### Material shown
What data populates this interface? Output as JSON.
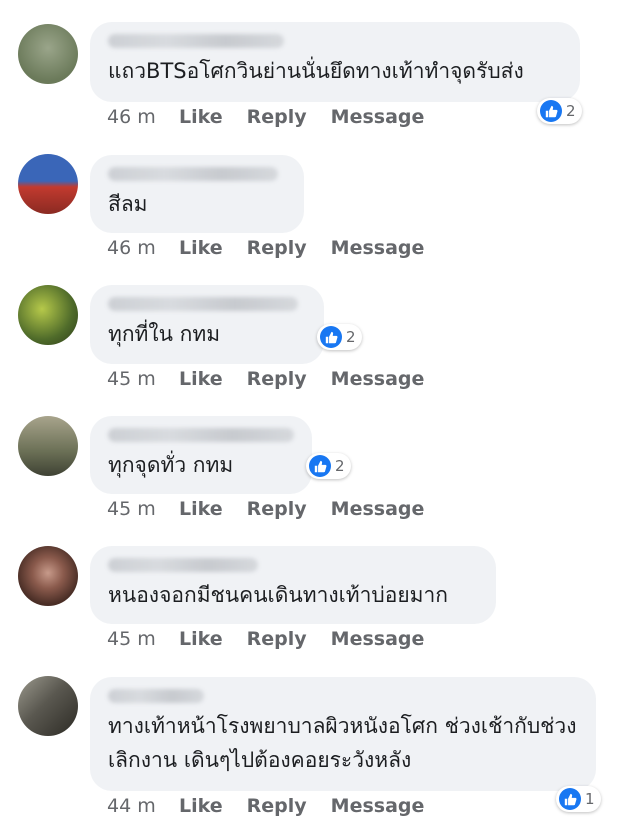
{
  "comments": [
    {
      "author": "Thanatorn Moraeri",
      "text": "แถวBTSอโศกวินย่านนั่นยึดทางเท้าทำจุดรับส่ง",
      "time": "46 m",
      "reactions": "2",
      "avatar_colors": [
        "#6b7a5a",
        "#9aa58a"
      ]
    },
    {
      "author": "Supawan Kanoebo",
      "text": "สีลม",
      "time": "46 m",
      "reactions": "",
      "avatar_colors": [
        "#3a66b8",
        "#c23a2f"
      ]
    },
    {
      "author": "Songporn Bangsawat",
      "text": "ทุกที่ใน กทม",
      "time": "45 m",
      "reactions": "2",
      "avatar_colors": [
        "#4f6b2a",
        "#b6c94a"
      ]
    },
    {
      "author": "Komsan Tiantantuk",
      "text": "ทุกจุดทั่ว กทม",
      "time": "45 m",
      "reactions": "2",
      "avatar_colors": [
        "#6a6f55",
        "#a8a48c"
      ]
    },
    {
      "author": "Pamornsaan Thai",
      "text": "หนองจอกมีชนคนเดินทางเท้าบ่อยมาก",
      "time": "45 m",
      "reactions": "",
      "avatar_colors": [
        "#4a2e26",
        "#c79a8a"
      ]
    },
    {
      "author": "อารีดา พลาน",
      "text": "ทางเท้าหน้าโรงพยาบาลผิวหนังอโศก ช่วงเช้ากับช่วงเลิกงาน เดินๆไปต้องคอยระวังหลัง",
      "time": "44 m",
      "reactions": "1",
      "avatar_colors": [
        "#2c2a24",
        "#9c9a8e"
      ]
    }
  ],
  "labels": {
    "like": "Like",
    "reply": "Reply",
    "message": "Message"
  },
  "colors": {
    "like_blue": "#1877f2",
    "bubble_bg": "#f0f2f5",
    "meta_gray": "#65676b"
  }
}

### The problem
Leave out the pictures and transcribe the entries above exactly.

### Task output
What data populates this interface? Output as JSON.
{
  "comments": [
    {
      "author": "Thanatorn Moraeri",
      "text": "แถวBTSอโศกวินย่านนั่นยึดทางเท้าทำจุดรับส่ง",
      "time": "46 m",
      "reactions": "2",
      "avatar_colors": [
        "#6b7a5a",
        "#9aa58a"
      ]
    },
    {
      "author": "Supawan Kanoebo",
      "text": "สีลม",
      "time": "46 m",
      "reactions": "",
      "avatar_colors": [
        "#3a66b8",
        "#c23a2f"
      ]
    },
    {
      "author": "Songporn Bangsawat",
      "text": "ทุกที่ใน กทม",
      "time": "45 m",
      "reactions": "2",
      "avatar_colors": [
        "#4f6b2a",
        "#b6c94a"
      ]
    },
    {
      "author": "Komsan Tiantantuk",
      "text": "ทุกจุดทั่ว กทม",
      "time": "45 m",
      "reactions": "2",
      "avatar_colors": [
        "#6a6f55",
        "#a8a48c"
      ]
    },
    {
      "author": "Pamornsaan Thai",
      "text": "หนองจอกมีชนคนเดินทางเท้าบ่อยมาก",
      "time": "45 m",
      "reactions": "",
      "avatar_colors": [
        "#4a2e26",
        "#c79a8a"
      ]
    },
    {
      "author": "อารีดา พลาน",
      "text": "ทางเท้าหน้าโรงพยาบาลผิวหนังอโศก ช่วงเช้ากับช่วงเลิกงาน เดินๆไปต้องคอยระวังหลัง",
      "time": "44 m",
      "reactions": "1",
      "avatar_colors": [
        "#2c2a24",
        "#9c9a8e"
      ]
    }
  ],
  "labels": {
    "like": "Like",
    "reply": "Reply",
    "message": "Message"
  },
  "colors": {
    "like_blue": "#1877f2",
    "bubble_bg": "#f0f2f5",
    "meta_gray": "#65676b"
  }
}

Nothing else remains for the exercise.